## Problem requirements
Images are not part of the copy; write out the rest of the data exactly as given.

## Given data
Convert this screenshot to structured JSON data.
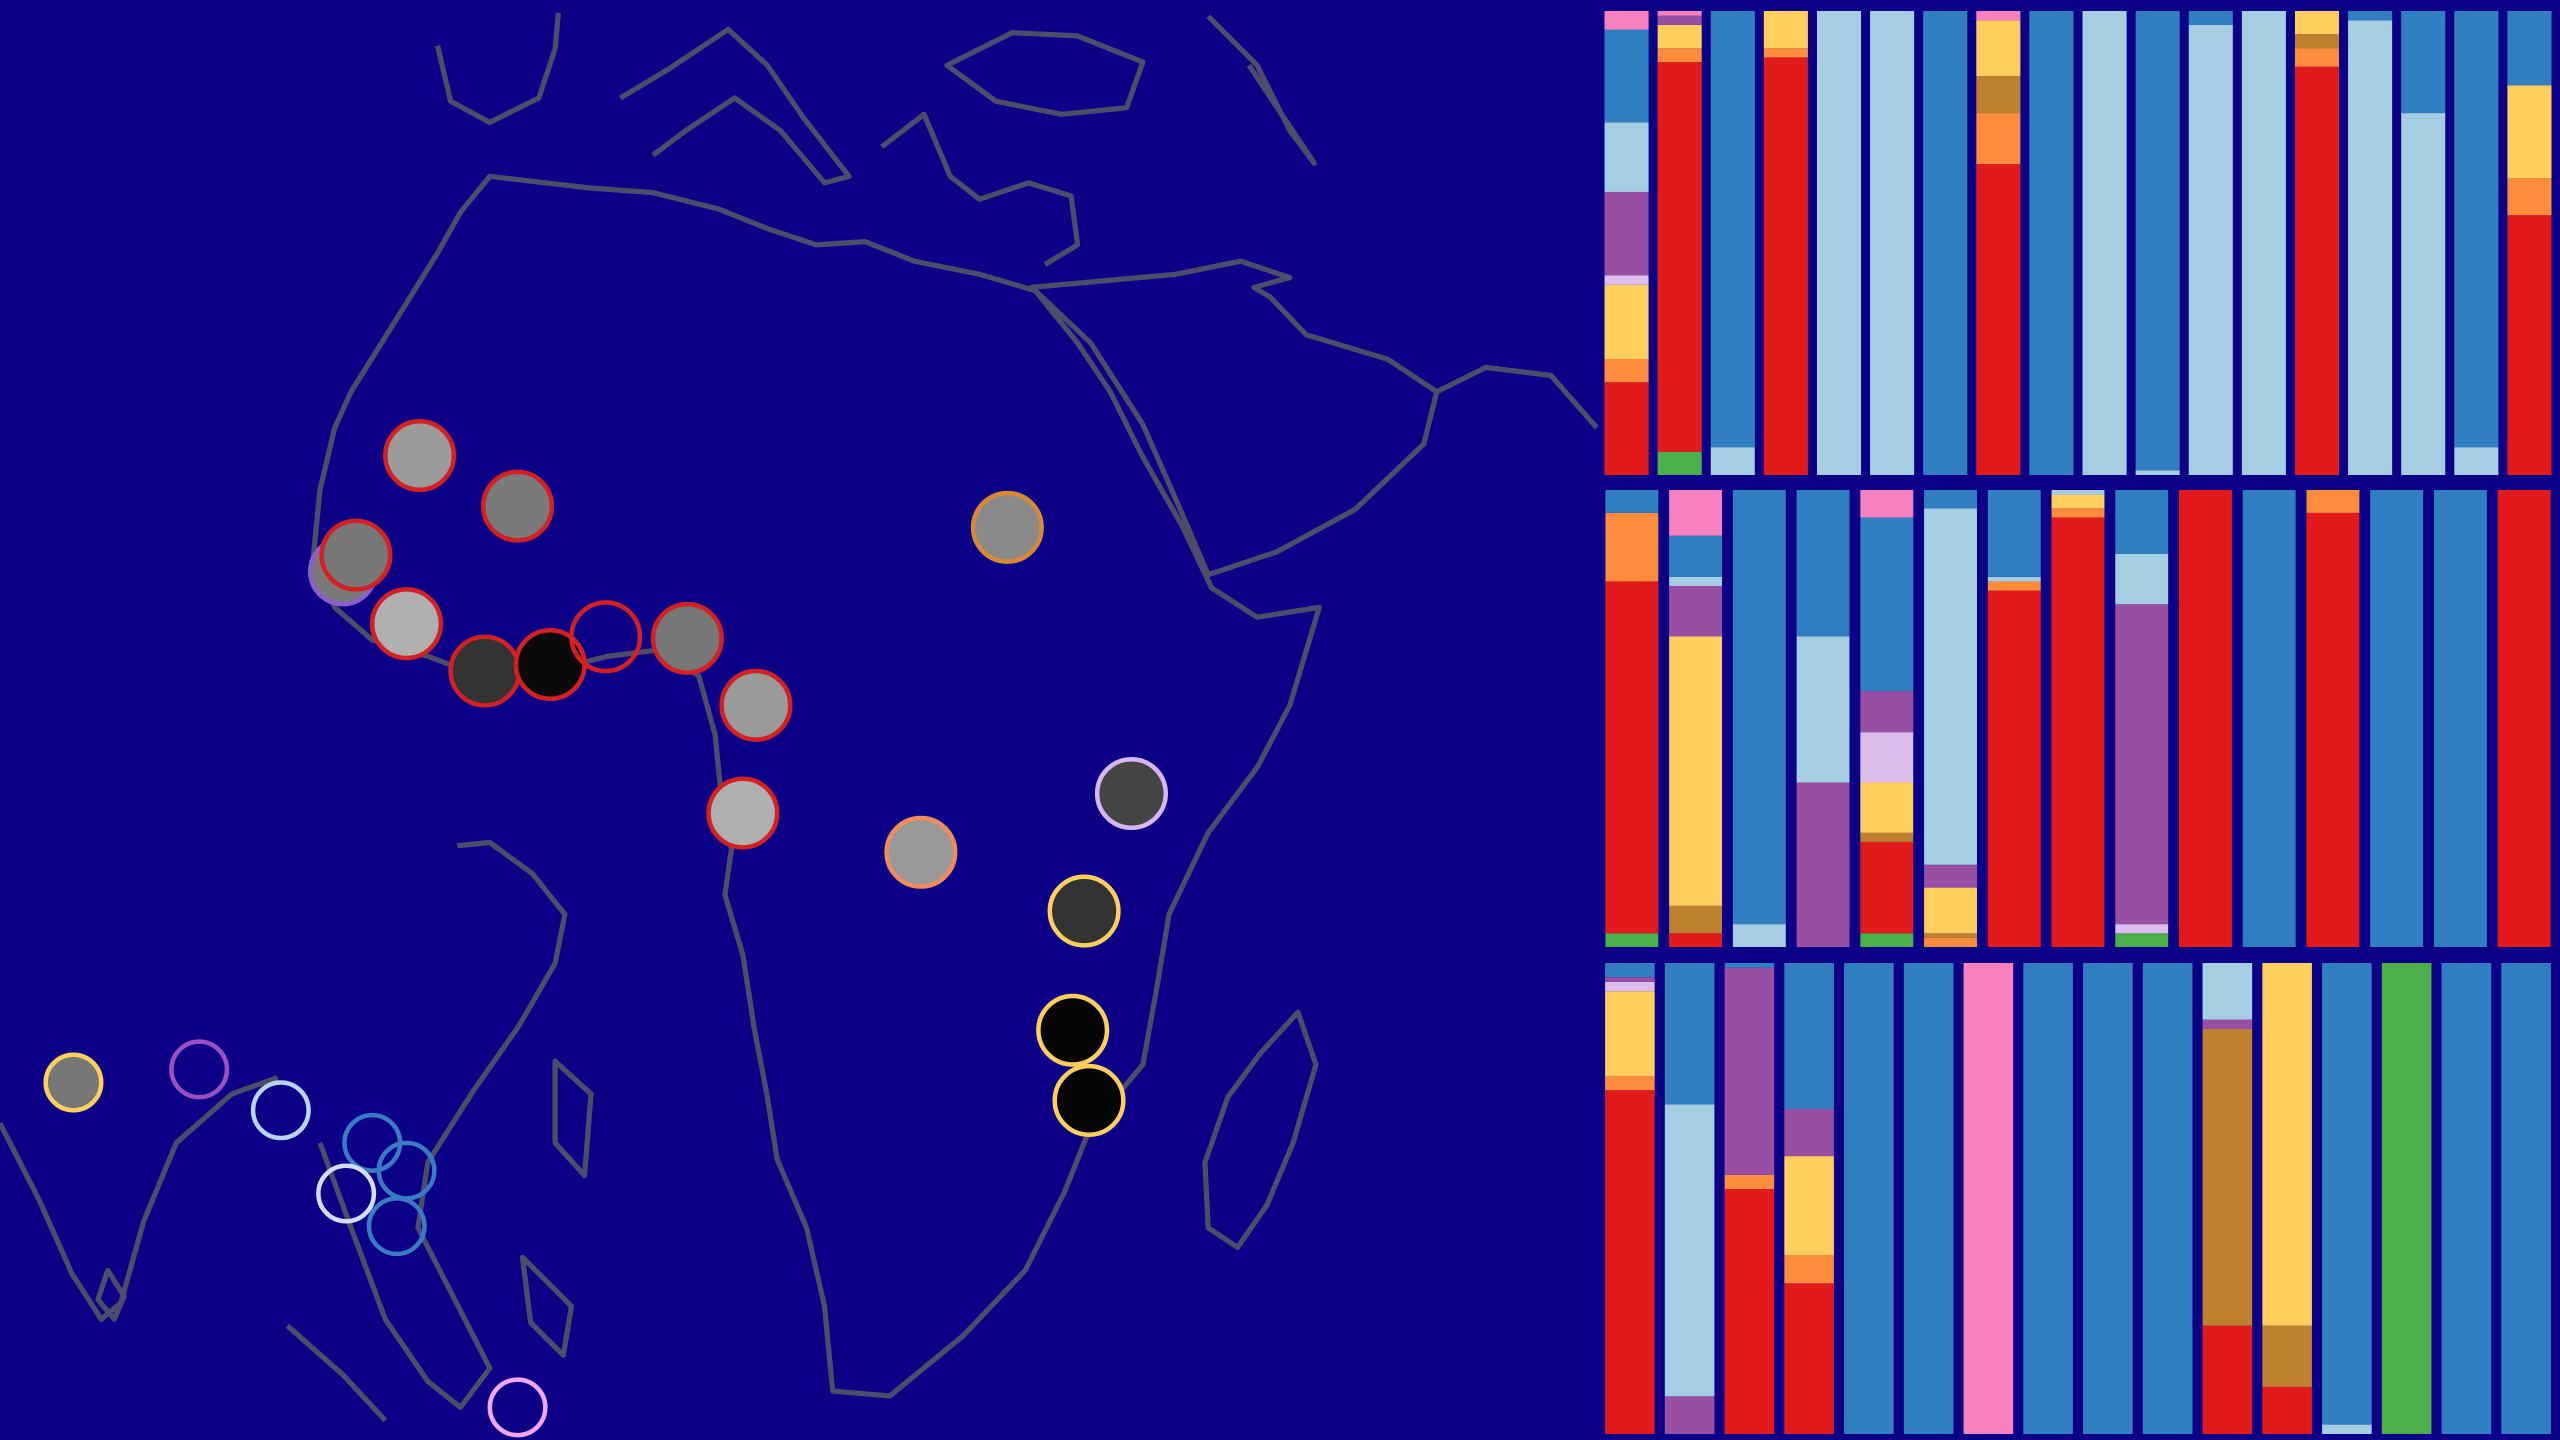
{
  "chart_data": [
    {
      "type": "bar",
      "stacked": true,
      "ylim": [
        0,
        100
      ],
      "categories": [
        null,
        null,
        null,
        null,
        null,
        null,
        null,
        null,
        null,
        null,
        null,
        null,
        null,
        null,
        null,
        null,
        null,
        null
      ],
      "series": [
        {
          "color": "#4daf4a",
          "values": [
            0,
            5,
            0,
            0,
            0,
            0,
            0,
            0,
            0,
            0,
            0,
            0,
            0,
            0,
            0,
            0,
            0,
            0
          ]
        },
        {
          "color": "#e31a1c",
          "values": [
            20,
            84,
            0,
            90,
            0,
            0,
            0,
            67,
            0,
            0,
            0,
            0,
            0,
            88,
            0,
            0,
            0,
            56
          ]
        },
        {
          "color": "#fd8d3c",
          "values": [
            5,
            3,
            0,
            2,
            0,
            0,
            0,
            11,
            0,
            0,
            0,
            0,
            0,
            4,
            0,
            0,
            0,
            8
          ]
        },
        {
          "color": "#bf812d",
          "values": [
            0,
            0,
            0,
            0,
            0,
            0,
            0,
            8,
            0,
            0,
            0,
            0,
            0,
            3,
            0,
            0,
            0,
            0
          ]
        },
        {
          "color": "#fecf5c",
          "values": [
            16,
            5,
            0,
            8,
            0,
            0,
            0,
            12,
            0,
            0,
            0,
            0,
            0,
            5,
            0,
            0,
            0,
            20
          ]
        },
        {
          "color": "#dcbfec",
          "values": [
            2,
            0,
            0,
            0,
            0,
            0,
            0,
            0,
            0,
            0,
            0,
            0,
            0,
            0,
            0,
            0,
            0,
            0
          ]
        },
        {
          "color": "#984ea3",
          "values": [
            18,
            2,
            0,
            0,
            0,
            0,
            0,
            0,
            0,
            0,
            0,
            0,
            0,
            0,
            0,
            0,
            0,
            0
          ]
        },
        {
          "color": "#a6cee3",
          "values": [
            15,
            0,
            6,
            0,
            100,
            100,
            0,
            0,
            0,
            100,
            1,
            97,
            100,
            0,
            98,
            78,
            6,
            0
          ]
        },
        {
          "color": "#2f7fc1",
          "values": [
            20,
            0,
            94,
            0,
            0,
            0,
            100,
            0,
            100,
            0,
            99,
            3,
            0,
            0,
            2,
            22,
            94,
            16
          ]
        },
        {
          "color": "#f781bf",
          "values": [
            4,
            1,
            0,
            0,
            0,
            0,
            0,
            2,
            0,
            0,
            0,
            0,
            0,
            0,
            0,
            0,
            0,
            0
          ]
        }
      ]
    },
    {
      "type": "bar",
      "stacked": true,
      "ylim": [
        0,
        100
      ],
      "categories": [
        null,
        null,
        null,
        null,
        null,
        null,
        null,
        null,
        null,
        null,
        null,
        null,
        null,
        null,
        null
      ],
      "series": [
        {
          "color": "#4daf4a",
          "values": [
            3,
            0,
            0,
            0,
            3,
            0,
            0,
            0,
            3,
            0,
            0,
            0,
            0,
            0,
            0
          ]
        },
        {
          "color": "#e31a1c",
          "values": [
            77,
            3,
            0,
            0,
            20,
            0,
            78,
            94,
            0,
            100,
            0,
            95,
            0,
            0,
            100
          ]
        },
        {
          "color": "#fd8d3c",
          "values": [
            15,
            0,
            0,
            0,
            0,
            2,
            2,
            2,
            0,
            0,
            0,
            5,
            0,
            0,
            0
          ]
        },
        {
          "color": "#bf812d",
          "values": [
            0,
            6,
            0,
            0,
            2,
            1,
            0,
            0,
            0,
            0,
            0,
            0,
            0,
            0,
            0
          ]
        },
        {
          "color": "#fecf5c",
          "values": [
            0,
            59,
            0,
            0,
            11,
            10,
            0,
            3,
            0,
            0,
            0,
            0,
            0,
            0,
            0
          ]
        },
        {
          "color": "#dcbfec",
          "values": [
            0,
            0,
            0,
            0,
            11,
            0,
            0,
            0,
            2,
            0,
            0,
            0,
            0,
            0,
            0
          ]
        },
        {
          "color": "#984ea3",
          "values": [
            0,
            11,
            0,
            36,
            9,
            5,
            0,
            0,
            70,
            0,
            0,
            0,
            0,
            0,
            0
          ]
        },
        {
          "color": "#a6cee3",
          "values": [
            0,
            2,
            5,
            32,
            0,
            78,
            1,
            1,
            11,
            0,
            0,
            0,
            0,
            0,
            0
          ]
        },
        {
          "color": "#2f7fc1",
          "values": [
            5,
            9,
            95,
            32,
            38,
            4,
            19,
            0,
            14,
            0,
            100,
            0,
            100,
            100,
            0
          ]
        },
        {
          "color": "#f781bf",
          "values": [
            0,
            10,
            0,
            0,
            6,
            0,
            0,
            0,
            0,
            0,
            0,
            0,
            0,
            0,
            0
          ]
        }
      ]
    },
    {
      "type": "bar",
      "stacked": true,
      "ylim": [
        0,
        100
      ],
      "categories": [
        null,
        null,
        null,
        null,
        null,
        null,
        null,
        null,
        null,
        null,
        null,
        null,
        null,
        null,
        null,
        null
      ],
      "series": [
        {
          "color": "#4daf4a",
          "values": [
            0,
            0,
            0,
            0,
            0,
            0,
            0,
            0,
            0,
            0,
            0,
            0,
            0,
            100,
            0,
            0
          ]
        },
        {
          "color": "#e31a1c",
          "values": [
            73,
            0,
            52,
            32,
            0,
            0,
            0,
            0,
            0,
            0,
            23,
            10,
            0,
            0,
            0,
            0
          ]
        },
        {
          "color": "#fd8d3c",
          "values": [
            3,
            0,
            3,
            6,
            0,
            0,
            0,
            0,
            0,
            0,
            0,
            0,
            0,
            0,
            0,
            0
          ]
        },
        {
          "color": "#bf812d",
          "values": [
            0,
            0,
            0,
            0,
            0,
            0,
            0,
            0,
            0,
            0,
            63,
            13,
            0,
            0,
            0,
            0
          ]
        },
        {
          "color": "#fecf5c",
          "values": [
            18,
            0,
            0,
            21,
            0,
            0,
            0,
            0,
            0,
            0,
            0,
            77,
            0,
            0,
            0,
            0
          ]
        },
        {
          "color": "#dcbfec",
          "values": [
            2,
            0,
            0,
            0,
            0,
            0,
            0,
            0,
            0,
            0,
            0,
            0,
            0,
            0,
            0,
            0
          ]
        },
        {
          "color": "#984ea3",
          "values": [
            1,
            8,
            44,
            10,
            0,
            0,
            0,
            0,
            0,
            0,
            2,
            0,
            0,
            0,
            0,
            0
          ]
        },
        {
          "color": "#a6cee3",
          "values": [
            0,
            62,
            0,
            0,
            0,
            0,
            0,
            0,
            0,
            0,
            12,
            0,
            2,
            0,
            0,
            0
          ]
        },
        {
          "color": "#2f7fc1",
          "values": [
            3,
            30,
            1,
            31,
            100,
            100,
            0,
            100,
            100,
            100,
            0,
            0,
            98,
            0,
            100,
            100
          ]
        },
        {
          "color": "#f781bf",
          "values": [
            0,
            0,
            0,
            0,
            0,
            0,
            100,
            0,
            0,
            0,
            0,
            0,
            0,
            0,
            0,
            0
          ]
        }
      ]
    }
  ]
}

## Response to this exercise
Convert this screenshot to structured JSON data.
{
  "chart_data": [
    {
      "type": "bar",
      "stacked": true,
      "ylim": [
        0,
        100
      ],
      "categories": [
        null,
        null,
        null,
        null,
        null,
        null,
        null,
        null,
        null,
        null,
        null,
        null,
        null,
        null,
        null,
        null,
        null,
        null
      ],
      "series": [
        {
          "color": "#4daf4a",
          "values": [
            0,
            5,
            0,
            0,
            0,
            0,
            0,
            0,
            0,
            0,
            0,
            0,
            0,
            0,
            0,
            0,
            0,
            0
          ]
        },
        {
          "color": "#e31a1c",
          "values": [
            20,
            84,
            0,
            90,
            0,
            0,
            0,
            67,
            0,
            0,
            0,
            0,
            0,
            88,
            0,
            0,
            0,
            56
          ]
        },
        {
          "color": "#fd8d3c",
          "values": [
            5,
            3,
            0,
            2,
            0,
            0,
            0,
            11,
            0,
            0,
            0,
            0,
            0,
            4,
            0,
            0,
            0,
            8
          ]
        },
        {
          "color": "#bf812d",
          "values": [
            0,
            0,
            0,
            0,
            0,
            0,
            0,
            8,
            0,
            0,
            0,
            0,
            0,
            3,
            0,
            0,
            0,
            0
          ]
        },
        {
          "color": "#fecf5c",
          "values": [
            16,
            5,
            0,
            8,
            0,
            0,
            0,
            12,
            0,
            0,
            0,
            0,
            0,
            5,
            0,
            0,
            0,
            20
          ]
        },
        {
          "color": "#dcbfec",
          "values": [
            2,
            0,
            0,
            0,
            0,
            0,
            0,
            0,
            0,
            0,
            0,
            0,
            0,
            0,
            0,
            0,
            0,
            0
          ]
        },
        {
          "color": "#984ea3",
          "values": [
            18,
            2,
            0,
            0,
            0,
            0,
            0,
            0,
            0,
            0,
            0,
            0,
            0,
            0,
            0,
            0,
            0,
            0
          ]
        },
        {
          "color": "#a6cee3",
          "values": [
            15,
            0,
            6,
            0,
            100,
            100,
            0,
            0,
            0,
            100,
            1,
            97,
            100,
            0,
            98,
            78,
            6,
            0
          ]
        },
        {
          "color": "#2f7fc1",
          "values": [
            20,
            0,
            94,
            0,
            0,
            0,
            100,
            0,
            100,
            0,
            99,
            3,
            0,
            0,
            2,
            22,
            94,
            16
          ]
        },
        {
          "color": "#f781bf",
          "values": [
            4,
            1,
            0,
            0,
            0,
            0,
            0,
            2,
            0,
            0,
            0,
            0,
            0,
            0,
            0,
            0,
            0,
            0
          ]
        }
      ]
    },
    {
      "type": "bar",
      "stacked": true,
      "ylim": [
        0,
        100
      ],
      "categories": [
        null,
        null,
        null,
        null,
        null,
        null,
        null,
        null,
        null,
        null,
        null,
        null,
        null,
        null,
        null
      ],
      "series": [
        {
          "color": "#4daf4a",
          "values": [
            3,
            0,
            0,
            0,
            3,
            0,
            0,
            0,
            3,
            0,
            0,
            0,
            0,
            0,
            0
          ]
        },
        {
          "color": "#e31a1c",
          "values": [
            77,
            3,
            0,
            0,
            20,
            0,
            78,
            94,
            0,
            100,
            0,
            95,
            0,
            0,
            100
          ]
        },
        {
          "color": "#fd8d3c",
          "values": [
            15,
            0,
            0,
            0,
            0,
            2,
            2,
            2,
            0,
            0,
            0,
            5,
            0,
            0,
            0
          ]
        },
        {
          "color": "#bf812d",
          "values": [
            0,
            6,
            0,
            0,
            2,
            1,
            0,
            0,
            0,
            0,
            0,
            0,
            0,
            0,
            0
          ]
        },
        {
          "color": "#fecf5c",
          "values": [
            0,
            59,
            0,
            0,
            11,
            10,
            0,
            3,
            0,
            0,
            0,
            0,
            0,
            0,
            0
          ]
        },
        {
          "color": "#dcbfec",
          "values": [
            0,
            0,
            0,
            0,
            11,
            0,
            0,
            0,
            2,
            0,
            0,
            0,
            0,
            0,
            0
          ]
        },
        {
          "color": "#984ea3",
          "values": [
            0,
            11,
            0,
            36,
            9,
            5,
            0,
            0,
            70,
            0,
            0,
            0,
            0,
            0,
            0
          ]
        },
        {
          "color": "#a6cee3",
          "values": [
            0,
            2,
            5,
            32,
            0,
            78,
            1,
            1,
            11,
            0,
            0,
            0,
            0,
            0,
            0
          ]
        },
        {
          "color": "#2f7fc1",
          "values": [
            5,
            9,
            95,
            32,
            38,
            4,
            19,
            0,
            14,
            0,
            100,
            0,
            100,
            100,
            0
          ]
        },
        {
          "color": "#f781bf",
          "values": [
            0,
            10,
            0,
            0,
            6,
            0,
            0,
            0,
            0,
            0,
            0,
            0,
            0,
            0,
            0
          ]
        }
      ]
    },
    {
      "type": "bar",
      "stacked": true,
      "ylim": [
        0,
        100
      ],
      "categories": [
        null,
        null,
        null,
        null,
        null,
        null,
        null,
        null,
        null,
        null,
        null,
        null,
        null,
        null,
        null,
        null
      ],
      "series": [
        {
          "color": "#4daf4a",
          "values": [
            0,
            0,
            0,
            0,
            0,
            0,
            0,
            0,
            0,
            0,
            0,
            0,
            0,
            100,
            0,
            0
          ]
        },
        {
          "color": "#e31a1c",
          "values": [
            73,
            0,
            52,
            32,
            0,
            0,
            0,
            0,
            0,
            0,
            23,
            10,
            0,
            0,
            0,
            0
          ]
        },
        {
          "color": "#fd8d3c",
          "values": [
            3,
            0,
            3,
            6,
            0,
            0,
            0,
            0,
            0,
            0,
            0,
            0,
            0,
            0,
            0,
            0
          ]
        },
        {
          "color": "#bf812d",
          "values": [
            0,
            0,
            0,
            0,
            0,
            0,
            0,
            0,
            0,
            0,
            63,
            13,
            0,
            0,
            0,
            0
          ]
        },
        {
          "color": "#fecf5c",
          "values": [
            18,
            0,
            0,
            21,
            0,
            0,
            0,
            0,
            0,
            0,
            0,
            77,
            0,
            0,
            0,
            0
          ]
        },
        {
          "color": "#dcbfec",
          "values": [
            2,
            0,
            0,
            0,
            0,
            0,
            0,
            0,
            0,
            0,
            0,
            0,
            0,
            0,
            0,
            0
          ]
        },
        {
          "color": "#984ea3",
          "values": [
            1,
            8,
            44,
            10,
            0,
            0,
            0,
            0,
            0,
            0,
            2,
            0,
            0,
            0,
            0,
            0
          ]
        },
        {
          "color": "#a6cee3",
          "values": [
            0,
            62,
            0,
            0,
            0,
            0,
            0,
            0,
            0,
            0,
            12,
            0,
            2,
            0,
            0,
            0
          ]
        },
        {
          "color": "#2f7fc1",
          "values": [
            3,
            30,
            1,
            31,
            100,
            100,
            0,
            100,
            100,
            100,
            0,
            0,
            98,
            0,
            100,
            100
          ]
        },
        {
          "color": "#f781bf",
          "values": [
            0,
            0,
            0,
            0,
            0,
            0,
            100,
            0,
            0,
            0,
            0,
            0,
            0,
            0,
            0,
            0
          ]
        }
      ]
    }
  ]
}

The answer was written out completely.